---- Records for the task

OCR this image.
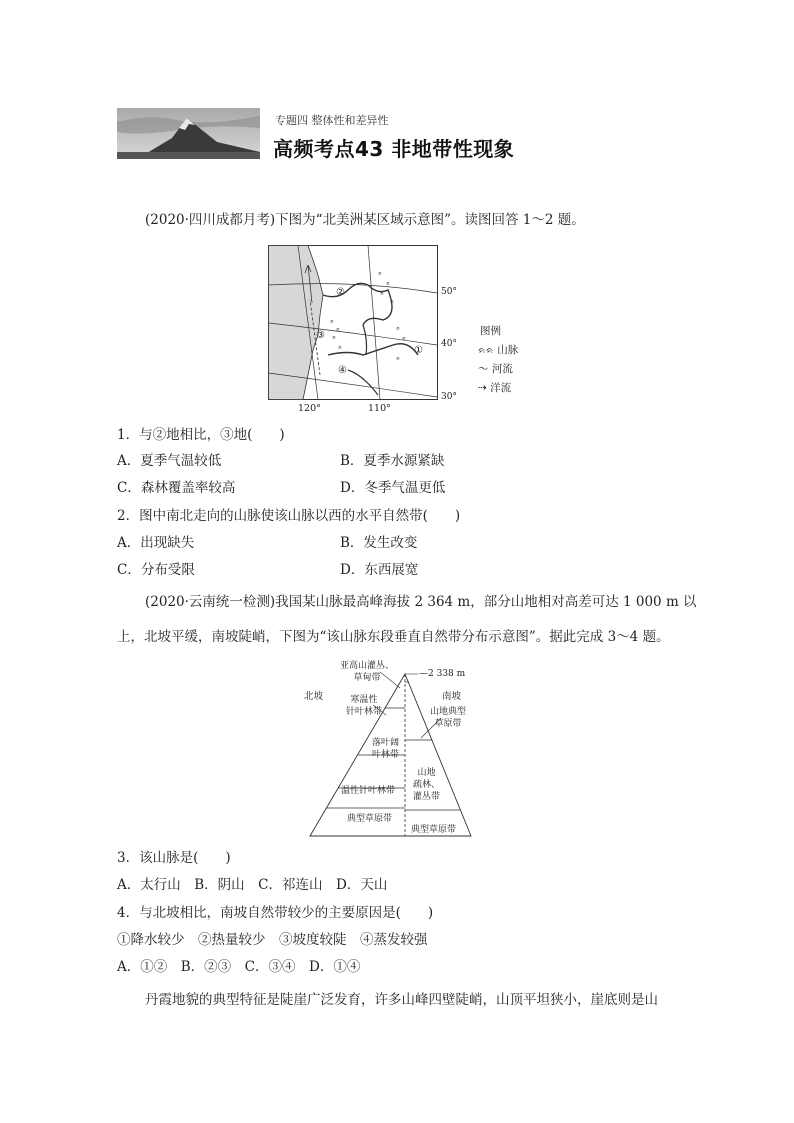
专题四 整体性和差异性
高频考点43 非地带性现象
(2020·四川成都月考)下图为“北美洲某区域示意图”。读图回答 1～2 题。
ᨑ
ᨑ
ᨑ
ᨑ
ᨑ
ᨑ
ᨑ
ᨑ
ᨑ
ᨑ
ᨑ
②
③
①
④
50°
40°
30°
120°	110°
图例
ᨑᨑ 山脉
〜 河流
⇢ 洋流
1．与②地相比，③地(　　)
A．夏季气温较低	B．夏季水源紧缺
C．森林覆盖率较高	D．冬季气温更低
2．图中南北走向的山脉使该山脉以西的水平自然带(　　)
A．出现缺失	B．发生改变
C．分布受限	D．东西展宽
(2020·云南统一检测)我国某山脉最高峰海拔 2 364 m，部分山地相对高差可达 1 000 m 以
上，北坡平缓，南坡陡峭，下图为“该山脉东段垂直自然带分布示意图”。据此完成 3～4 题。
—2 338 m
北坡	南坡
亚高山灌丛、
草甸带
寒温性
针叶林带
落叶阔
叶林带
温性针叶林带
典型草原带
山地典型
草原带
山地
疏林、
灌丛带
典型草原带
3．该山脉是(　　)
A．太行山　B．阴山　C．祁连山　D．天山
4．与北坡相比，南坡自然带较少的主要原因是(　　)
①降水较少　②热量较少　③坡度较陡　④蒸发较强
A．①②　B．②③　C．③④　D．①④
丹霞地貌的典型特征是陡崖广泛发育，许多山峰四壁陡峭，山顶平坦狭小，崖底则是山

--------

__Given request__:
Give the entries again without a single change, but with no pictures.

__Answer for this exercise__:
OCR this image.
专题四 整体性和差异性
高频考点43 非地带性现象
(2020·四川成都月考)下图为“北美洲某区域示意图”。读图回答 1～2 题。
ᨑ
ᨑ
ᨑ
ᨑ
ᨑ
ᨑ
ᨑ
ᨑ
ᨑ
ᨑ
ᨑ
②
③
①
④
50°
40°
30°
120°	110°
图例
ᨑᨑ 山脉
〜 河流
⇢ 洋流
1．与②地相比，③地(　　)
A．夏季气温较低	B．夏季水源紧缺
C．森林覆盖率较高	D．冬季气温更低
2．图中南北走向的山脉使该山脉以西的水平自然带(　　)
A．出现缺失	B．发生改变
C．分布受限	D．东西展宽
(2020·云南统一检测)我国某山脉最高峰海拔 2 364 m，部分山地相对高差可达 1 000 m 以
上，北坡平缓，南坡陡峭，下图为“该山脉东段垂直自然带分布示意图”。据此完成 3～4 题。
—2 338 m
北坡	南坡
亚高山灌丛、
草甸带
寒温性
针叶林带
落叶阔
叶林带
温性针叶林带
典型草原带
山地典型
草原带
山地
疏林、
灌丛带
典型草原带
3．该山脉是(　　)
A．太行山　B．阴山　C．祁连山　D．天山
4．与北坡相比，南坡自然带较少的主要原因是(　　)
①降水较少　②热量较少　③坡度较陡　④蒸发较强
A．①②　B．②③　C．③④　D．①④
丹霞地貌的典型特征是陡崖广泛发育，许多山峰四壁陡峭，山顶平坦狭小，崖底则是山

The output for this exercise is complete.